*What you should do:* Find the string "Bugár" in the listing and report every line that has it.

*Information provided:*

▼▼▼

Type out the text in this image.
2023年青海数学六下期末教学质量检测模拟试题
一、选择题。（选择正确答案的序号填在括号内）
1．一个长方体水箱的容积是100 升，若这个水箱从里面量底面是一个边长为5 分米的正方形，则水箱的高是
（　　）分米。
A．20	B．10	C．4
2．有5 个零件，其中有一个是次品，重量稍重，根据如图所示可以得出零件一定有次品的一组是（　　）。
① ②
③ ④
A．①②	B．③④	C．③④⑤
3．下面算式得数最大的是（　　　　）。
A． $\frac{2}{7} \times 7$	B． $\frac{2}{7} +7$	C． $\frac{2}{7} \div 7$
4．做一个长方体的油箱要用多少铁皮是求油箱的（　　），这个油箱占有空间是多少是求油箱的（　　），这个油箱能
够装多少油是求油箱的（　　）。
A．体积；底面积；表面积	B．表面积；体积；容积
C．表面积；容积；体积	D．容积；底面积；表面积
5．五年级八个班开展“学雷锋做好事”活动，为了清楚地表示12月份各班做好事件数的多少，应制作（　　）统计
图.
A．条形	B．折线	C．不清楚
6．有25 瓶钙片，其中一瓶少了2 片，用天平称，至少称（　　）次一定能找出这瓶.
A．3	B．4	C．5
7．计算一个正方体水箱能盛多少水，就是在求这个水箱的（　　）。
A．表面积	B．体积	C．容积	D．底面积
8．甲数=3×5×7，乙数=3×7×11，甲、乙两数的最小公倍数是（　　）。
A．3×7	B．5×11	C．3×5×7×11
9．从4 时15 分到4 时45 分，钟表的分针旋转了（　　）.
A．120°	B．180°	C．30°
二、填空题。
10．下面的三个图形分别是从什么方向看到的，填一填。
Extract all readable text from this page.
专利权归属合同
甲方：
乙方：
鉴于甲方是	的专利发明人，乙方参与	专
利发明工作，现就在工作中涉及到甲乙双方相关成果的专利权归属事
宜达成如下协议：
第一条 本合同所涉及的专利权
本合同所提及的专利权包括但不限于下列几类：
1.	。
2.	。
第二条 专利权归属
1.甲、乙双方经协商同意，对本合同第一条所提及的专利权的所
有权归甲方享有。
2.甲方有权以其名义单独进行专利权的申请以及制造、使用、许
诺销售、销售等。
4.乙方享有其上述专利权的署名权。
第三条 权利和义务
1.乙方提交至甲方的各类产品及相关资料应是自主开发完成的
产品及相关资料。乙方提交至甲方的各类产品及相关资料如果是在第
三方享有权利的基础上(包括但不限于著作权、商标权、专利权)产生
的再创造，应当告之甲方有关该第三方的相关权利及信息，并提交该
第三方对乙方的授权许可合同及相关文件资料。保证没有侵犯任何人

▲▲▲
▼▼▼

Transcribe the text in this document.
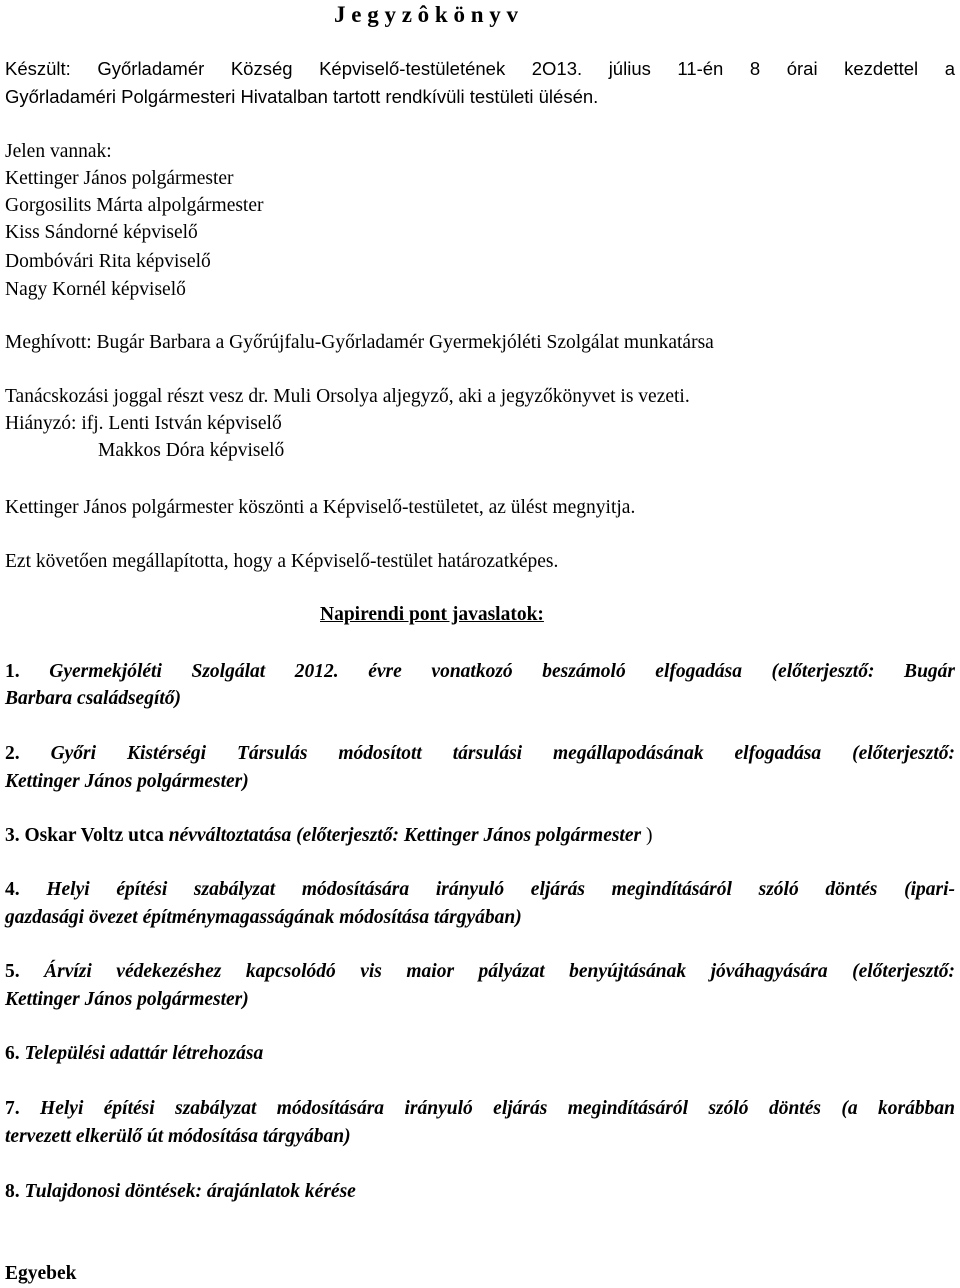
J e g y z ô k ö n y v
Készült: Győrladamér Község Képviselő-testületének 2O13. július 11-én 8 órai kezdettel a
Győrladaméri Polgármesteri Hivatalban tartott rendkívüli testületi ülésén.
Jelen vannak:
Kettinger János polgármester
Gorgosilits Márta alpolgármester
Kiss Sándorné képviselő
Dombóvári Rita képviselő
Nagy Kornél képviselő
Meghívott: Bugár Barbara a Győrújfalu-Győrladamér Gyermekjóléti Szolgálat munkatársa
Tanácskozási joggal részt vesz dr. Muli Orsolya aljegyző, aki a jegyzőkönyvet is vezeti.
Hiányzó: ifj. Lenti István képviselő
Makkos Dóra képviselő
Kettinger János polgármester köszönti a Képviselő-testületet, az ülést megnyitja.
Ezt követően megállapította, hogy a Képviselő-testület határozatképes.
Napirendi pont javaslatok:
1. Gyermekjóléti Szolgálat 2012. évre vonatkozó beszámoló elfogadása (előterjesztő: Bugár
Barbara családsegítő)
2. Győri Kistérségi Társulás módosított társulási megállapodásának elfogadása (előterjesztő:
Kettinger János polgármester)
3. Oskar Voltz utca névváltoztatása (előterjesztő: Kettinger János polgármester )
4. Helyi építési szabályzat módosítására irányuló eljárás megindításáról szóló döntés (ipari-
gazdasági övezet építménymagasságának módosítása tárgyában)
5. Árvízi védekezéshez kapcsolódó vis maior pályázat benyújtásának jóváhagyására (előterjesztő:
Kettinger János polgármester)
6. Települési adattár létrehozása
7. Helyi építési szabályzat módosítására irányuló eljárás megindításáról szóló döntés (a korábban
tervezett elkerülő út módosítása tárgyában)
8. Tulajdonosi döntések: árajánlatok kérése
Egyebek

▲▲▲

*Solution:*
Meghívott: Bugár Barbara a Győrújfalu-Győrladamér Gyermekjóléti Szolgálat munkatársa
1. Gyermekjóléti Szolgálat 2012. évre vonatkozó beszámoló elfogadása (előterjesztő: Bugár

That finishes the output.